## Short exercise
Search the material below for the string "into" and list each line that holds it.

[A block of data]
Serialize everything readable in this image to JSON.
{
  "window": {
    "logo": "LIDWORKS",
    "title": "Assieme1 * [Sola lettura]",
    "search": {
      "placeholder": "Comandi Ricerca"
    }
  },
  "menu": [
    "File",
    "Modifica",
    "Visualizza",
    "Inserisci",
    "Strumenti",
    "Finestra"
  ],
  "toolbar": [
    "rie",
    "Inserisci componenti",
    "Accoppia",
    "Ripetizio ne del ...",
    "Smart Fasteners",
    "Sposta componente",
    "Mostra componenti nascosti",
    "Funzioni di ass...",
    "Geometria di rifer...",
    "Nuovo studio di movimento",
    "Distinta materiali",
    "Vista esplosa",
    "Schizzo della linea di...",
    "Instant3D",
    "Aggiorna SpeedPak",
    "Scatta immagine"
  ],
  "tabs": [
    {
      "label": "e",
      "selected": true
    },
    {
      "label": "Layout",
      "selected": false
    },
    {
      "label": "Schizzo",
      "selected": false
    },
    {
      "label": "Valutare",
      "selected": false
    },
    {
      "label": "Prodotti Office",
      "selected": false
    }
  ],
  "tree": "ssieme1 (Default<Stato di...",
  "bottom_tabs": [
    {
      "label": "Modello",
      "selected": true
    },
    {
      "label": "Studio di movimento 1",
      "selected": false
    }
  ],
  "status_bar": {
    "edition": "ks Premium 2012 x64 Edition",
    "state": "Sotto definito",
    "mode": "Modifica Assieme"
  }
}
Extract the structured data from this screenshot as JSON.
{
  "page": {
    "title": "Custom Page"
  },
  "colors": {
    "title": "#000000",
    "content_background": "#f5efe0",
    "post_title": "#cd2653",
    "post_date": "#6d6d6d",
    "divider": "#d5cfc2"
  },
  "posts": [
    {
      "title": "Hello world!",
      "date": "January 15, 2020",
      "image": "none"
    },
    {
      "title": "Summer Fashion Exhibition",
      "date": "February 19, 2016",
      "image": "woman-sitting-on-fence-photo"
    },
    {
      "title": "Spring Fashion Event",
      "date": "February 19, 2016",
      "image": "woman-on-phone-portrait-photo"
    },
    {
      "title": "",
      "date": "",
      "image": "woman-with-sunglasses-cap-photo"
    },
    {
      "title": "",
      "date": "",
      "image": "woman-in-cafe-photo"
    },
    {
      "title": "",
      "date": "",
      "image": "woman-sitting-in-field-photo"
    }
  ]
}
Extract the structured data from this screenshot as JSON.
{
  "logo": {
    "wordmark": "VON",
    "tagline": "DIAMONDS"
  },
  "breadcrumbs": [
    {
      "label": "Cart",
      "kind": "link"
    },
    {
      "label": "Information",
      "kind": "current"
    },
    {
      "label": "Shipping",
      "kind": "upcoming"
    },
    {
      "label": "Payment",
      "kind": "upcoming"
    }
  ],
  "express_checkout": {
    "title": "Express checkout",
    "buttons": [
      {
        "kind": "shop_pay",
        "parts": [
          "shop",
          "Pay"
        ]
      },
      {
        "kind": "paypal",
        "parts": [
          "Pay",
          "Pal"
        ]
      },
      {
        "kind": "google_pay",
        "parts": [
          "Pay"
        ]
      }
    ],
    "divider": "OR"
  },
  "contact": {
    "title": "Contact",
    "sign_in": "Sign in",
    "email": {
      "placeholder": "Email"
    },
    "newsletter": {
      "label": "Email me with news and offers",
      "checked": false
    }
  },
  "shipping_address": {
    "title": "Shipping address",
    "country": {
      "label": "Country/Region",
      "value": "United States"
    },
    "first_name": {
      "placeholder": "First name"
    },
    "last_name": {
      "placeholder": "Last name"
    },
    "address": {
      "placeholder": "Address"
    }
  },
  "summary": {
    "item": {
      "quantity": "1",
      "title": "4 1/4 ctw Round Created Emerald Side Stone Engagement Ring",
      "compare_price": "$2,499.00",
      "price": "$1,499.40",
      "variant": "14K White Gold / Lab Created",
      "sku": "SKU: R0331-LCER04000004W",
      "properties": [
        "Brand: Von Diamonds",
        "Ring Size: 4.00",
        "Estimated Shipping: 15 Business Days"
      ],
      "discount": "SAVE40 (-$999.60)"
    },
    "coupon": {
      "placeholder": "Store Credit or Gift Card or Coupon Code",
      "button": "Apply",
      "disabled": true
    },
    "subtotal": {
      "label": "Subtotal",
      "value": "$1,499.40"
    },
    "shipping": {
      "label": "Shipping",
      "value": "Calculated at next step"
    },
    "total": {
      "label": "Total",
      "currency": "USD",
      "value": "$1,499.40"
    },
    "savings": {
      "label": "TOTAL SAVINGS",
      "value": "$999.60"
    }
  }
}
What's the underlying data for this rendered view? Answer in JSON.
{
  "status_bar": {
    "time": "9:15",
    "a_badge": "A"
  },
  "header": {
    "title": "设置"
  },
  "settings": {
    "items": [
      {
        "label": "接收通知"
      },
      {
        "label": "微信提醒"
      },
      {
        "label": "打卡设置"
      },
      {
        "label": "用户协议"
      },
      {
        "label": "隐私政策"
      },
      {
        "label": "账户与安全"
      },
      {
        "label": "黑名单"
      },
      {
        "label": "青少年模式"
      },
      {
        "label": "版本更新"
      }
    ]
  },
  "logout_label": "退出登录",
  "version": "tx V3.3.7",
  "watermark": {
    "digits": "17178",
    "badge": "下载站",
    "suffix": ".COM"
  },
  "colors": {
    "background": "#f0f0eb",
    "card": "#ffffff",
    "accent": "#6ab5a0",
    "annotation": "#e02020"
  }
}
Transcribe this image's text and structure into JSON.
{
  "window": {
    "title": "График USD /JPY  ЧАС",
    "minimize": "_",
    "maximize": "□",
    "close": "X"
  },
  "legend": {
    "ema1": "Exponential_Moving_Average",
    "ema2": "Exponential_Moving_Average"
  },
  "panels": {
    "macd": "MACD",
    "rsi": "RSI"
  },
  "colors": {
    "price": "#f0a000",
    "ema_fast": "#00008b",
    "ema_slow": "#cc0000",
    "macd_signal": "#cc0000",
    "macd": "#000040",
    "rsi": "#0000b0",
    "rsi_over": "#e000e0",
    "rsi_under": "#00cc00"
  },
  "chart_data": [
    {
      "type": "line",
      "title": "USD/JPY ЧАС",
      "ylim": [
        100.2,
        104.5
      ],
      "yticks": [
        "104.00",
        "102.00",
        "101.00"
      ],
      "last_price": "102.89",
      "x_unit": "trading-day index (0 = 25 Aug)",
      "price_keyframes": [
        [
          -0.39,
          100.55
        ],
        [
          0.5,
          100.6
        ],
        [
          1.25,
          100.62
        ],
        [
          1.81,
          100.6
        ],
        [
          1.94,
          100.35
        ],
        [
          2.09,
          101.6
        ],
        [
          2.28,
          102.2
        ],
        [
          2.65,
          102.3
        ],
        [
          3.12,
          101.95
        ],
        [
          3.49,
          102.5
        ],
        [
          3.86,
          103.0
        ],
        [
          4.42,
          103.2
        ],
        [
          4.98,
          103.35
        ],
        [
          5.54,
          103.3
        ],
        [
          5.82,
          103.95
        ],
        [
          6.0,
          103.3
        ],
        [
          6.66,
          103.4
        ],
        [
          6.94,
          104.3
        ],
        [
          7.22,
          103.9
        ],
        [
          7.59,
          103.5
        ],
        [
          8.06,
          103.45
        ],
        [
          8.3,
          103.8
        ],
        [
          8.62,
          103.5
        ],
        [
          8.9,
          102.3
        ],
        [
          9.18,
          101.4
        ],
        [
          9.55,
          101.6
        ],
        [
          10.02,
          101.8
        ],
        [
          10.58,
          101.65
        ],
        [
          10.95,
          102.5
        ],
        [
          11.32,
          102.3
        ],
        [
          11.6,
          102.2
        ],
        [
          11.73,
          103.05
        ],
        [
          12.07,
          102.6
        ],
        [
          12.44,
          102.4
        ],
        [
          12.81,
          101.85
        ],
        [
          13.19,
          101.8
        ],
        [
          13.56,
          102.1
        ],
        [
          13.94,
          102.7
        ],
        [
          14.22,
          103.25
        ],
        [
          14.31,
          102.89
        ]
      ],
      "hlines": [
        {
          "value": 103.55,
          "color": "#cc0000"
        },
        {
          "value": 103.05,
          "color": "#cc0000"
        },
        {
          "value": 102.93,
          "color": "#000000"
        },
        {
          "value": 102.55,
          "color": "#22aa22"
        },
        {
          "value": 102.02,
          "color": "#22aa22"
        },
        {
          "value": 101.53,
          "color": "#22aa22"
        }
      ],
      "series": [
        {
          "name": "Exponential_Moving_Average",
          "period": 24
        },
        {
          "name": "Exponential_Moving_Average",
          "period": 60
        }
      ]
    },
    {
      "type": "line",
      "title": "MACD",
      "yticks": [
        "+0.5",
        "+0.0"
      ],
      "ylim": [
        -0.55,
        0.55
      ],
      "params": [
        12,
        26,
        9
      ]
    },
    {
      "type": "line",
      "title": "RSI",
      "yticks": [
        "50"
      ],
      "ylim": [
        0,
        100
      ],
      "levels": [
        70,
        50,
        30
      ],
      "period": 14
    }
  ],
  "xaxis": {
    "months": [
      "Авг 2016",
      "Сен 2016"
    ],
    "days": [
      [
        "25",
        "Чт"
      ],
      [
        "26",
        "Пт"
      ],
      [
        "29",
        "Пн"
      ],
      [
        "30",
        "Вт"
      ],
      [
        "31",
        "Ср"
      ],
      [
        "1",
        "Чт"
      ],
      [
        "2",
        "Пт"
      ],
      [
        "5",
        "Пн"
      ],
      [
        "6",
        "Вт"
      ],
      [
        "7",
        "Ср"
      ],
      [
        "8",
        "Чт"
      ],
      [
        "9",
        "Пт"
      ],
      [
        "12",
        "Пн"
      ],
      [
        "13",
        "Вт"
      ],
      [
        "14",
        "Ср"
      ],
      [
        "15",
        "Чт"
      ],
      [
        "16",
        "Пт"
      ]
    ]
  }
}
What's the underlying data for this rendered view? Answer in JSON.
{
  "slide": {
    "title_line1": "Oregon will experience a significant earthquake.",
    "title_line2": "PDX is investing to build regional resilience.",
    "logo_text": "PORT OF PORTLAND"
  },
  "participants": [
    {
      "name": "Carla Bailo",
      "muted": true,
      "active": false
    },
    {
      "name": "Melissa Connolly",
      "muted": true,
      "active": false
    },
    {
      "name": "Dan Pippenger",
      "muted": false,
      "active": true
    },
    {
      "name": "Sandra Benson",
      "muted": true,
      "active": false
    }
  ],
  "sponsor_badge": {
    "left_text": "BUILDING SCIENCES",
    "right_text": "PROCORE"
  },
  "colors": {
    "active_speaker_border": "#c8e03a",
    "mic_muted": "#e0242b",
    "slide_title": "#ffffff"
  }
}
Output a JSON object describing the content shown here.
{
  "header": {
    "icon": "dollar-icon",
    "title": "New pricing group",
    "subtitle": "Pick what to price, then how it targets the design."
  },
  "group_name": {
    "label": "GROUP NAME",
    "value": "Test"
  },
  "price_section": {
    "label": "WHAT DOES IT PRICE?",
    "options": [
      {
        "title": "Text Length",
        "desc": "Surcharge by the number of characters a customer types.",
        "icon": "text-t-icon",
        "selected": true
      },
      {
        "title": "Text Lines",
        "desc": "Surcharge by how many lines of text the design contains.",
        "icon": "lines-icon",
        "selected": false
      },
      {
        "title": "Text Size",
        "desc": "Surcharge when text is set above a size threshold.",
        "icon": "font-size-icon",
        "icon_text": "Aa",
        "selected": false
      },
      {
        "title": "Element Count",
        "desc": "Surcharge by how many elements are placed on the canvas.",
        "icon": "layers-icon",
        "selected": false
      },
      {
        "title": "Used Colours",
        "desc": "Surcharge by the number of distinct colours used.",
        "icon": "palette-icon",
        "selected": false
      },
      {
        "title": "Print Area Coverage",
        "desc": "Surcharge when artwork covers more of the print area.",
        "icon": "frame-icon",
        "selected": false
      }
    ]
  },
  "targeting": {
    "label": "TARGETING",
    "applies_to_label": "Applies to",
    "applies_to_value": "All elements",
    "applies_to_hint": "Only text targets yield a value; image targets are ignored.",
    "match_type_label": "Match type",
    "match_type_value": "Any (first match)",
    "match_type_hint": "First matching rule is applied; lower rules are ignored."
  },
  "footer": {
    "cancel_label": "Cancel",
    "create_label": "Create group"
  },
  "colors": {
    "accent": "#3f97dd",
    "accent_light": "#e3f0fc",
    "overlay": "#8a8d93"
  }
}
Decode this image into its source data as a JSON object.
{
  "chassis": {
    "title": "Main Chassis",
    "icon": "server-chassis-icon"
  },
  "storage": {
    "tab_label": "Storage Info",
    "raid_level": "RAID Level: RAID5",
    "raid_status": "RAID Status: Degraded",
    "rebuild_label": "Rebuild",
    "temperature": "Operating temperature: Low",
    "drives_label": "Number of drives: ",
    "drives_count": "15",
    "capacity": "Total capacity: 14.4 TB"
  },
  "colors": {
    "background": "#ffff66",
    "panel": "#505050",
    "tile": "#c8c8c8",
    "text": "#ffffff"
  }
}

## Result for this exercise
Transcribe this image's text and structure into JSON.
Decode this image into its source data as a JSON object.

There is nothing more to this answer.